[Stated exercise]: Note how many lines hold "presso" and report that number by itself.

--

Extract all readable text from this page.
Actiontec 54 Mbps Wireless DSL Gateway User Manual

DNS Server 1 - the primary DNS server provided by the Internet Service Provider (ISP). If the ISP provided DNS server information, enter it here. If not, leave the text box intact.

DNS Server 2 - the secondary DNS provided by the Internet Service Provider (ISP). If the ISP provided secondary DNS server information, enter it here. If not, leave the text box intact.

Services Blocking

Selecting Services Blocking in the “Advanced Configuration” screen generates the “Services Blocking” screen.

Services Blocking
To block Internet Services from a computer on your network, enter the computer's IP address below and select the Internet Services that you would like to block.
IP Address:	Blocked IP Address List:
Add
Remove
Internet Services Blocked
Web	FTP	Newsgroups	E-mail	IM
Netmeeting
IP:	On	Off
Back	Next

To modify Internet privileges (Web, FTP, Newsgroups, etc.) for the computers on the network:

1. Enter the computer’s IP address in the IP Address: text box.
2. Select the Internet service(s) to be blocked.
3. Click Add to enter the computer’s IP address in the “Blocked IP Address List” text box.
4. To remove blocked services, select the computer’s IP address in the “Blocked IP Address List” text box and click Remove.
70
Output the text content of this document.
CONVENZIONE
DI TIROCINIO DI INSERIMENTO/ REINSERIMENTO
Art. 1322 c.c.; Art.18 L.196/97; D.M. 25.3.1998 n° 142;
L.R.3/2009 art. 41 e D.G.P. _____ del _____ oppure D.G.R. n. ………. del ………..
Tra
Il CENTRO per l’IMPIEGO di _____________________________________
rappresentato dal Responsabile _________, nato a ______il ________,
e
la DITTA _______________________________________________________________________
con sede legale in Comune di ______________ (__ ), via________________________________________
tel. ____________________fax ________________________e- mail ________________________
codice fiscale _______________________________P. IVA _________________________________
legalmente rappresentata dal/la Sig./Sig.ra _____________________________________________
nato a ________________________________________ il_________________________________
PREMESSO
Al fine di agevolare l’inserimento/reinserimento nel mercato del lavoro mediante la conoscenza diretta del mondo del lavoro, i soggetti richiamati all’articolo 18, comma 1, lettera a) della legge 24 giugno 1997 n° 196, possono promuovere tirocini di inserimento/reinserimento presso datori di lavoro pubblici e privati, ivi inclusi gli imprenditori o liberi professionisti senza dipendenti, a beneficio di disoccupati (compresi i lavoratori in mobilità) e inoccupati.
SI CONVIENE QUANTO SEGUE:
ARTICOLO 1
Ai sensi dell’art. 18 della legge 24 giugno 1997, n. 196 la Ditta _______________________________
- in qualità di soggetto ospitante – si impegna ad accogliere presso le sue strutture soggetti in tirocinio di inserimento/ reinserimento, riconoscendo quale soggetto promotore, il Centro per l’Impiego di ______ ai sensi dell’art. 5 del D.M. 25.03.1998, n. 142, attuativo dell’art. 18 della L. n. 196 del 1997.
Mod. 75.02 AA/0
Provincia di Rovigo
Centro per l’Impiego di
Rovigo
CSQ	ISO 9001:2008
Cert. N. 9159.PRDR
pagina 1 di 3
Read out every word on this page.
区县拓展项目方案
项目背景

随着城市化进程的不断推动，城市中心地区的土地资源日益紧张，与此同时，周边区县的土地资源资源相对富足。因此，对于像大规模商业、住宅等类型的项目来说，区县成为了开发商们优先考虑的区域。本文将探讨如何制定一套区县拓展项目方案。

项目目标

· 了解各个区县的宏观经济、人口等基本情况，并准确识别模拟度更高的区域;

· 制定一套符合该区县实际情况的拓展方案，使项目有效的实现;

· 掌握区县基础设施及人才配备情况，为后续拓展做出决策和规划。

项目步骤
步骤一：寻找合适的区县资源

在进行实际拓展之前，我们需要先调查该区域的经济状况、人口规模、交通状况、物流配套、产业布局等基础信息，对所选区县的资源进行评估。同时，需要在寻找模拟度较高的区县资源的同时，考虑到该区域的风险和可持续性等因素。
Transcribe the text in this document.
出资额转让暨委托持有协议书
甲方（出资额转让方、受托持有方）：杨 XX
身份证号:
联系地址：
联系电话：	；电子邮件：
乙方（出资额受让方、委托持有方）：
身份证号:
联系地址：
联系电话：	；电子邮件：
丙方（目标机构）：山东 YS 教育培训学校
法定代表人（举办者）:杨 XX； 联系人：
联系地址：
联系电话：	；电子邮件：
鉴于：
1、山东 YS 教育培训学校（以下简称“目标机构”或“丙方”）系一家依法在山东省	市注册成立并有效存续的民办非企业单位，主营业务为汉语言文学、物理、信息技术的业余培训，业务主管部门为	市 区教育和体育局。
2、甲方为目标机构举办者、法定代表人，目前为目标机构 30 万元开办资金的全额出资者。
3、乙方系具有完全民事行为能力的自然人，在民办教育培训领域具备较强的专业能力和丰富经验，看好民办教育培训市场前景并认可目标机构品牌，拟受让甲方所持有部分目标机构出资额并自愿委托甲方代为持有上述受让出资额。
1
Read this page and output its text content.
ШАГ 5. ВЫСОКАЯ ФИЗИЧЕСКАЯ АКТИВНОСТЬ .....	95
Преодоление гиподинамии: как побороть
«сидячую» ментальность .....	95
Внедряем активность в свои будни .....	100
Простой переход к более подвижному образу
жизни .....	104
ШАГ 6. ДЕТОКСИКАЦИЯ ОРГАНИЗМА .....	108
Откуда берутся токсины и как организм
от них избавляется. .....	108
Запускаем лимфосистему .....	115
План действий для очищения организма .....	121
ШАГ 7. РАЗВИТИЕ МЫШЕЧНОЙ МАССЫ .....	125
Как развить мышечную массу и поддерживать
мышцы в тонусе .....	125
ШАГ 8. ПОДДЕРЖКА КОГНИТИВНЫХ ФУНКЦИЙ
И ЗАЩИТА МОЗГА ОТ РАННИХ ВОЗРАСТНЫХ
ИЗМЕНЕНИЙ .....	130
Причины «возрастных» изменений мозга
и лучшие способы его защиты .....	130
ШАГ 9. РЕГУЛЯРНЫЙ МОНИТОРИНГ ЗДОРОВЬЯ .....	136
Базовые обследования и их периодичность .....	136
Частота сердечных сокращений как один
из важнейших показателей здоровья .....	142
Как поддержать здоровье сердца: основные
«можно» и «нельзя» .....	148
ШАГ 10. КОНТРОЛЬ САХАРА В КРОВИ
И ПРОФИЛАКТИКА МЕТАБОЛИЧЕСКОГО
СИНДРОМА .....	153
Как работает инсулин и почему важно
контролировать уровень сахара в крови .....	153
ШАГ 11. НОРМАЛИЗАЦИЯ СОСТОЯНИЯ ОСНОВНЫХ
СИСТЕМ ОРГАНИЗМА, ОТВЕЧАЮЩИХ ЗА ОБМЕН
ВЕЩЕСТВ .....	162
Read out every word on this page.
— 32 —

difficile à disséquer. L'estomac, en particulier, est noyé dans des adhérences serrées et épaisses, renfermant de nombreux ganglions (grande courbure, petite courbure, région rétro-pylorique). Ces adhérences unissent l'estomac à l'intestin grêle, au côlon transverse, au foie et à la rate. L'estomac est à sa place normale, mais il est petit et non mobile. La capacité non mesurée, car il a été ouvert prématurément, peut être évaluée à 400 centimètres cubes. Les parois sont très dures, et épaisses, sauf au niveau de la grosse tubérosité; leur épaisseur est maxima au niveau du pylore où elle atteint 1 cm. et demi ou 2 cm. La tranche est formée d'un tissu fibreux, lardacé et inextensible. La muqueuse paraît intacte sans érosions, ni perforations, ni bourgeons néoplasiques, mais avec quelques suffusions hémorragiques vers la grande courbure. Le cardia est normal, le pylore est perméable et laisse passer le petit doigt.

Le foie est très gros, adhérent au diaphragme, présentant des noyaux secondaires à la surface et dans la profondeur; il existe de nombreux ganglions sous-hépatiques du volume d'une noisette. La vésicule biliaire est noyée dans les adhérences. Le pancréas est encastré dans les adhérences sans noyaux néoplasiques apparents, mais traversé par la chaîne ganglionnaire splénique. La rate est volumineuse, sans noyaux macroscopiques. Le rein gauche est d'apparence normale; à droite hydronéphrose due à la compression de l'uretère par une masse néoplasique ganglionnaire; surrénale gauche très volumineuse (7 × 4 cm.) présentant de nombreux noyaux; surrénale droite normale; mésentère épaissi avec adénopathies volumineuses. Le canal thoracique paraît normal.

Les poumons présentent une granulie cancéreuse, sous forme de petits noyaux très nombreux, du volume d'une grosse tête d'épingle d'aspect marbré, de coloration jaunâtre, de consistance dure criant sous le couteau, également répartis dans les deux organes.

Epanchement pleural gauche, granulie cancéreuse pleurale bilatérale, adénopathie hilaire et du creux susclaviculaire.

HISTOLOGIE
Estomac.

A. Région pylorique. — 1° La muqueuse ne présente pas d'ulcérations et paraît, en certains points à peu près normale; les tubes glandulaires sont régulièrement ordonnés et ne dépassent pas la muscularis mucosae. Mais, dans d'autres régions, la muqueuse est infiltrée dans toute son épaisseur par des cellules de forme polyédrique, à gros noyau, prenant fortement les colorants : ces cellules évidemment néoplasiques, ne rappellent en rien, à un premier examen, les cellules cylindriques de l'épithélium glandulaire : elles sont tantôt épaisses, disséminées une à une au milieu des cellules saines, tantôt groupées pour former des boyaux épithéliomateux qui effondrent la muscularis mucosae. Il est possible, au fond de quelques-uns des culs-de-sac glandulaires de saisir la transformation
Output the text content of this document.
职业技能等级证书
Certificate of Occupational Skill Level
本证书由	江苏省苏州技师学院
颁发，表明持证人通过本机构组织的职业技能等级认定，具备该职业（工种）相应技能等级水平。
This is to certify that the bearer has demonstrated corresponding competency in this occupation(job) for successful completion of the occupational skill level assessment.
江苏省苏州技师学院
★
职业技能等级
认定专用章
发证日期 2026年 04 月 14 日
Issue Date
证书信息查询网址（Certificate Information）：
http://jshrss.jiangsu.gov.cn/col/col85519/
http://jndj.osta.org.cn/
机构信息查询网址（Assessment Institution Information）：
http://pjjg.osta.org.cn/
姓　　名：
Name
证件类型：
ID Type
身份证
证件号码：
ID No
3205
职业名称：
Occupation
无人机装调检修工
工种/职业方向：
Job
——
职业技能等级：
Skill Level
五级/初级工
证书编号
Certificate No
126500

--

[Response to this exercise]: 2